● Material for the task:
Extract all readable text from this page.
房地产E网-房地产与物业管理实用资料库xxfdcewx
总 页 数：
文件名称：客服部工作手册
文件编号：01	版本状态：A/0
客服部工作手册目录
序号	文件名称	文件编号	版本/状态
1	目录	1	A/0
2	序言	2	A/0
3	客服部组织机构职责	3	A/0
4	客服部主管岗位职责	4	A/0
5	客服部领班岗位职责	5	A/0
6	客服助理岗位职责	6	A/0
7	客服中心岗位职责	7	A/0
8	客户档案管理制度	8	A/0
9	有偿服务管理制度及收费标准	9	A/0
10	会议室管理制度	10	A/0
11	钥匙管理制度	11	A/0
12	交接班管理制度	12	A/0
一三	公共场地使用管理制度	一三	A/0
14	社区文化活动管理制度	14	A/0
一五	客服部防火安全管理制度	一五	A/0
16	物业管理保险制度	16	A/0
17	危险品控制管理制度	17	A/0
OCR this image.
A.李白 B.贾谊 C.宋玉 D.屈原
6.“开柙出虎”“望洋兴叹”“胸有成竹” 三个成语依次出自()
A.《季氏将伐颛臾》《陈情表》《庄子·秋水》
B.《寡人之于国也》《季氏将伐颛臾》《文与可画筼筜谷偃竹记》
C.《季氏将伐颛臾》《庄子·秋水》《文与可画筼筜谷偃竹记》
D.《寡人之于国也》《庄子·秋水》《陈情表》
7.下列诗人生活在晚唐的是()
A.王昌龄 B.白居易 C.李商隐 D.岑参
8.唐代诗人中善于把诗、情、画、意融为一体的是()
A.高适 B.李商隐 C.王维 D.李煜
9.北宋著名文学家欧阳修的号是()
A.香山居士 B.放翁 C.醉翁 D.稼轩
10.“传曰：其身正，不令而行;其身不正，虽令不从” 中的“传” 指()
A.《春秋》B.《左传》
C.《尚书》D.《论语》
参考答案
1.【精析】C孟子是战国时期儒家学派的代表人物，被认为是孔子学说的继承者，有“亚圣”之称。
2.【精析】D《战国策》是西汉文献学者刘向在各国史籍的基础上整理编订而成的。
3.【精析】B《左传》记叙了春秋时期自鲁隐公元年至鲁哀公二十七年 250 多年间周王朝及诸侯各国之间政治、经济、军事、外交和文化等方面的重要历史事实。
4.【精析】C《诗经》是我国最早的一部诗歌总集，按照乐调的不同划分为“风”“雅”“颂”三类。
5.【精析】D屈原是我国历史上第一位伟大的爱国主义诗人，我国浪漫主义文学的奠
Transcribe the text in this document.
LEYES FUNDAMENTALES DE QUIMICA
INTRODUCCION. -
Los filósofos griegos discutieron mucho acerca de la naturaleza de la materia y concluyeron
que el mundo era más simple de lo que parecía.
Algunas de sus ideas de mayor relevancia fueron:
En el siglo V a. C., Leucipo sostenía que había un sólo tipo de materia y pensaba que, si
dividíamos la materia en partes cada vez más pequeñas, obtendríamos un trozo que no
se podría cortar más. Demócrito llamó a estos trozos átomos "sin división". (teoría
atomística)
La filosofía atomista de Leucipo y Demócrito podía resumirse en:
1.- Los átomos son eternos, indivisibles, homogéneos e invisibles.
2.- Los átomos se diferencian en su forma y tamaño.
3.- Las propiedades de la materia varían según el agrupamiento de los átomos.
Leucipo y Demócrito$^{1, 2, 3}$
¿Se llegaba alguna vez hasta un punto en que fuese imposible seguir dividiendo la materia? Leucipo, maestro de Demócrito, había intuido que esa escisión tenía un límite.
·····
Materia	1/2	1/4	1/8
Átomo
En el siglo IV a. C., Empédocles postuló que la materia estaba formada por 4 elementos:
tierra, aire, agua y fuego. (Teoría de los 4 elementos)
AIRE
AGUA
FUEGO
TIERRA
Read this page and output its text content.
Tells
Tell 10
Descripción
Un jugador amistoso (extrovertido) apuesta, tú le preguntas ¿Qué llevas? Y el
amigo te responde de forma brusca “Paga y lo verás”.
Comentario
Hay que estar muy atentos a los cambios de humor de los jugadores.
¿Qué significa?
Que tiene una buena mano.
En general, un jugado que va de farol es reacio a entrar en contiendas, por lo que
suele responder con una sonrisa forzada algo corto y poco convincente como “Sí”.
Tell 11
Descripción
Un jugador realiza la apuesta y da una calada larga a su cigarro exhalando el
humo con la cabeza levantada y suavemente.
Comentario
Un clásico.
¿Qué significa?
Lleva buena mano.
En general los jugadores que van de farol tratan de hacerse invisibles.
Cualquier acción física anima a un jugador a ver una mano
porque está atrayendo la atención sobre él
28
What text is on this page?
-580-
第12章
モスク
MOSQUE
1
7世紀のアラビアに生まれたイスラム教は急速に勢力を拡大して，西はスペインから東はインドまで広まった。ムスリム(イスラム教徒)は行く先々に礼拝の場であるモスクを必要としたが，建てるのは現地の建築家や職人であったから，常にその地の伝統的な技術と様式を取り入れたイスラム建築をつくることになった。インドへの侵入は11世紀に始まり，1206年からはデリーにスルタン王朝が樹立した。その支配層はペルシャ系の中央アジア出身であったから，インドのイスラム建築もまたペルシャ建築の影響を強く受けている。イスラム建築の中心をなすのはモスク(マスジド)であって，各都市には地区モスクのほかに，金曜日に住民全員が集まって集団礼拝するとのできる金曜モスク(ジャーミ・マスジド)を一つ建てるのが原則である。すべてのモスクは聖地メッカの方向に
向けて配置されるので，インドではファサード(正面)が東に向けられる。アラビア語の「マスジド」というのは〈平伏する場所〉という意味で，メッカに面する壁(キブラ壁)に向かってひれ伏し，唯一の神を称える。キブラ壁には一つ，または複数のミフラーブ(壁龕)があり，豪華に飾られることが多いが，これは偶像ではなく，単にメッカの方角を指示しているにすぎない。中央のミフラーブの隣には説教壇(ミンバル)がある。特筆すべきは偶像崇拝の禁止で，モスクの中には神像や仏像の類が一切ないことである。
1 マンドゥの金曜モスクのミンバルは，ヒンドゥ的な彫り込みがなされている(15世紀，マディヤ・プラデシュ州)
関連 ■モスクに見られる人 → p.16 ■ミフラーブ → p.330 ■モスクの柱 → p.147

● Given task: Without changing a word, restate the whole listing.

● Written response:
Extract all readable text from this page.
房地产E网-房地产与物业管理实用资料库xxfdcewx
总 页 数：
文件名称：客服部工作手册
文件编号：01	版本状态：A/0
客服部工作手册目录
序号	文件名称	文件编号	版本/状态
1	目录	1	A/0
2	序言	2	A/0
3	客服部组织机构职责	3	A/0
4	客服部主管岗位职责	4	A/0
5	客服部领班岗位职责	5	A/0
6	客服助理岗位职责	6	A/0
7	客服中心岗位职责	7	A/0
8	客户档案管理制度	8	A/0
9	有偿服务管理制度及收费标准	9	A/0
10	会议室管理制度	10	A/0
11	钥匙管理制度	11	A/0
12	交接班管理制度	12	A/0
一三	公共场地使用管理制度	一三	A/0
14	社区文化活动管理制度	14	A/0
一五	客服部防火安全管理制度	一五	A/0
16	物业管理保险制度	16	A/0
17	危险品控制管理制度	17	A/0
OCR this image.
A.李白 B.贾谊 C.宋玉 D.屈原
6.“开柙出虎”“望洋兴叹”“胸有成竹” 三个成语依次出自()
A.《季氏将伐颛臾》《陈情表》《庄子·秋水》
B.《寡人之于国也》《季氏将伐颛臾》《文与可画筼筜谷偃竹记》
C.《季氏将伐颛臾》《庄子·秋水》《文与可画筼筜谷偃竹记》
D.《寡人之于国也》《庄子·秋水》《陈情表》
7.下列诗人生活在晚唐的是()
A.王昌龄 B.白居易 C.李商隐 D.岑参
8.唐代诗人中善于把诗、情、画、意融为一体的是()
A.高适 B.李商隐 C.王维 D.李煜
9.北宋著名文学家欧阳修的号是()
A.香山居士 B.放翁 C.醉翁 D.稼轩
10.“传曰：其身正，不令而行;其身不正，虽令不从” 中的“传” 指()
A.《春秋》B.《左传》
C.《尚书》D.《论语》
参考答案
1.【精析】C孟子是战国时期儒家学派的代表人物，被认为是孔子学说的继承者，有“亚圣”之称。
2.【精析】D《战国策》是西汉文献学者刘向在各国史籍的基础上整理编订而成的。
3.【精析】B《左传》记叙了春秋时期自鲁隐公元年至鲁哀公二十七年 250 多年间周王朝及诸侯各国之间政治、经济、军事、外交和文化等方面的重要历史事实。
4.【精析】C《诗经》是我国最早的一部诗歌总集，按照乐调的不同划分为“风”“雅”“颂”三类。
5.【精析】D屈原是我国历史上第一位伟大的爱国主义诗人，我国浪漫主义文学的奠
Transcribe the text in this document.
LEYES FUNDAMENTALES DE QUIMICA
INTRODUCCION. -
Los filósofos griegos discutieron mucho acerca de la naturaleza de la materia y concluyeron
que el mundo era más simple de lo que parecía.
Algunas de sus ideas de mayor relevancia fueron:
En el siglo V a. C., Leucipo sostenía que había un sólo tipo de materia y pensaba que, si
dividíamos la materia en partes cada vez más pequeñas, obtendríamos un trozo que no
se podría cortar más. Demócrito llamó a estos trozos átomos "sin división". (teoría
atomística)
La filosofía atomista de Leucipo y Demócrito podía resumirse en:
1.- Los átomos son eternos, indivisibles, homogéneos e invisibles.
2.- Los átomos se diferencian en su forma y tamaño.
3.- Las propiedades de la materia varían según el agrupamiento de los átomos.
Leucipo y Demócrito$^{1, 2, 3}$
¿Se llegaba alguna vez hasta un punto en que fuese imposible seguir dividiendo la materia? Leucipo, maestro de Demócrito, había intuido que esa escisión tenía un límite.
·····
Materia	1/2	1/4	1/8
Átomo
En el siglo IV a. C., Empédocles postuló que la materia estaba formada por 4 elementos:
tierra, aire, agua y fuego. (Teoría de los 4 elementos)
AIRE
AGUA
FUEGO
TIERRA
Read this page and output its text content.
Tells
Tell 10
Descripción
Un jugador amistoso (extrovertido) apuesta, tú le preguntas ¿Qué llevas? Y el
amigo te responde de forma brusca “Paga y lo verás”.
Comentario
Hay que estar muy atentos a los cambios de humor de los jugadores.
¿Qué significa?
Que tiene una buena mano.
En general, un jugado que va de farol es reacio a entrar en contiendas, por lo que
suele responder con una sonrisa forzada algo corto y poco convincente como “Sí”.
Tell 11
Descripción
Un jugador realiza la apuesta y da una calada larga a su cigarro exhalando el
humo con la cabeza levantada y suavemente.
Comentario
Un clásico.
¿Qué significa?
Lleva buena mano.
En general los jugadores que van de farol tratan de hacerse invisibles.
Cualquier acción física anima a un jugador a ver una mano
porque está atrayendo la atención sobre él
28
What text is on this page?
-580-
第12章
モスク
MOSQUE
1
7世紀のアラビアに生まれたイスラム教は急速に勢力を拡大して，西はスペインから東はインドまで広まった。ムスリム(イスラム教徒)は行く先々に礼拝の場であるモスクを必要としたが，建てるのは現地の建築家や職人であったから，常にその地の伝統的な技術と様式を取り入れたイスラム建築をつくることになった。インドへの侵入は11世紀に始まり，1206年からはデリーにスルタン王朝が樹立した。その支配層はペルシャ系の中央アジア出身であったから，インドのイスラム建築もまたペルシャ建築の影響を強く受けている。イスラム建築の中心をなすのはモスク(マスジド)であって，各都市には地区モスクのほかに，金曜日に住民全員が集まって集団礼拝するとのできる金曜モスク(ジャーミ・マスジド)を一つ建てるのが原則である。すべてのモスクは聖地メッカの方向に
向けて配置されるので，インドではファサード(正面)が東に向けられる。アラビア語の「マスジド」というのは〈平伏する場所〉という意味で，メッカに面する壁(キブラ壁)に向かってひれ伏し，唯一の神を称える。キブラ壁には一つ，または複数のミフラーブ(壁龕)があり，豪華に飾られることが多いが，これは偶像ではなく，単にメッカの方角を指示しているにすぎない。中央のミフラーブの隣には説教壇(ミンバル)がある。特筆すべきは偶像崇拝の禁止で，モスクの中には神像や仏像の類が一切ないことである。
1 マンドゥの金曜モスクのミンバルは，ヒンドゥ的な彫り込みがなされている(15世紀，マディヤ・プラデシュ州)
関連 ■モスクに見られる人 → p.16 ■ミフラーブ → p.330 ■モスクの柱 → p.147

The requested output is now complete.